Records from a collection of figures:
## Begin

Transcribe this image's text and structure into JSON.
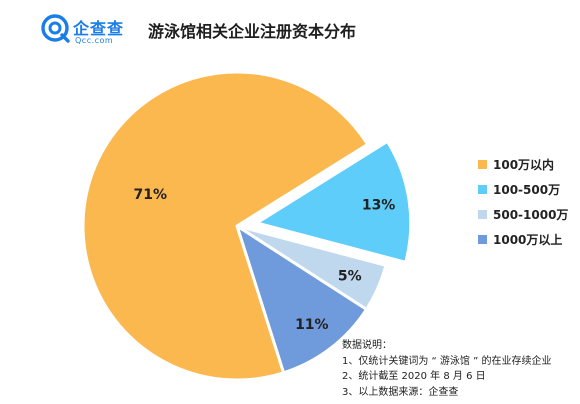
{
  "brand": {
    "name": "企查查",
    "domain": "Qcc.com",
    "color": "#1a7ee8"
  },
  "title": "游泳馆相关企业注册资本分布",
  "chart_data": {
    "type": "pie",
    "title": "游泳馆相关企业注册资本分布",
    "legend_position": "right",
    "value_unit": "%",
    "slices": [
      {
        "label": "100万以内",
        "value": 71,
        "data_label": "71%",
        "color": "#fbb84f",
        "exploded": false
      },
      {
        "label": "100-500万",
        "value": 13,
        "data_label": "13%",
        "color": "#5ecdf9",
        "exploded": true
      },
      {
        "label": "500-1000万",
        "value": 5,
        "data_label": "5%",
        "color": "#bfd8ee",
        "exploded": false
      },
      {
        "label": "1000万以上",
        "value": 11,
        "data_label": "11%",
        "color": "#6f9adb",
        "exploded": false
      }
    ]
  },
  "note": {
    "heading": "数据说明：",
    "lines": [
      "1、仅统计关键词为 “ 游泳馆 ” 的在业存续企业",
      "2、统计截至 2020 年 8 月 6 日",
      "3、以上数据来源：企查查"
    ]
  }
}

## End

(Description of the task):
Every line is to be duplicated exactly, though pictures stay out.

(Response to the task):
Transcribe this image's text and structure into JSON.
{
  "brand": {
    "name": "企查查",
    "domain": "Qcc.com",
    "color": "#1a7ee8"
  },
  "title": "游泳馆相关企业注册资本分布",
  "chart_data": {
    "type": "pie",
    "title": "游泳馆相关企业注册资本分布",
    "legend_position": "right",
    "value_unit": "%",
    "slices": [
      {
        "label": "100万以内",
        "value": 71,
        "data_label": "71%",
        "color": "#fbb84f",
        "exploded": false
      },
      {
        "label": "100-500万",
        "value": 13,
        "data_label": "13%",
        "color": "#5ecdf9",
        "exploded": true
      },
      {
        "label": "500-1000万",
        "value": 5,
        "data_label": "5%",
        "color": "#bfd8ee",
        "exploded": false
      },
      {
        "label": "1000万以上",
        "value": 11,
        "data_label": "11%",
        "color": "#6f9adb",
        "exploded": false
      }
    ]
  },
  "note": {
    "heading": "数据说明：",
    "lines": [
      "1、仅统计关键词为 “ 游泳馆 ” 的在业存续企业",
      "2、统计截至 2020 年 8 月 6 日",
      "3、以上数据来源：企查查"
    ]
  }
}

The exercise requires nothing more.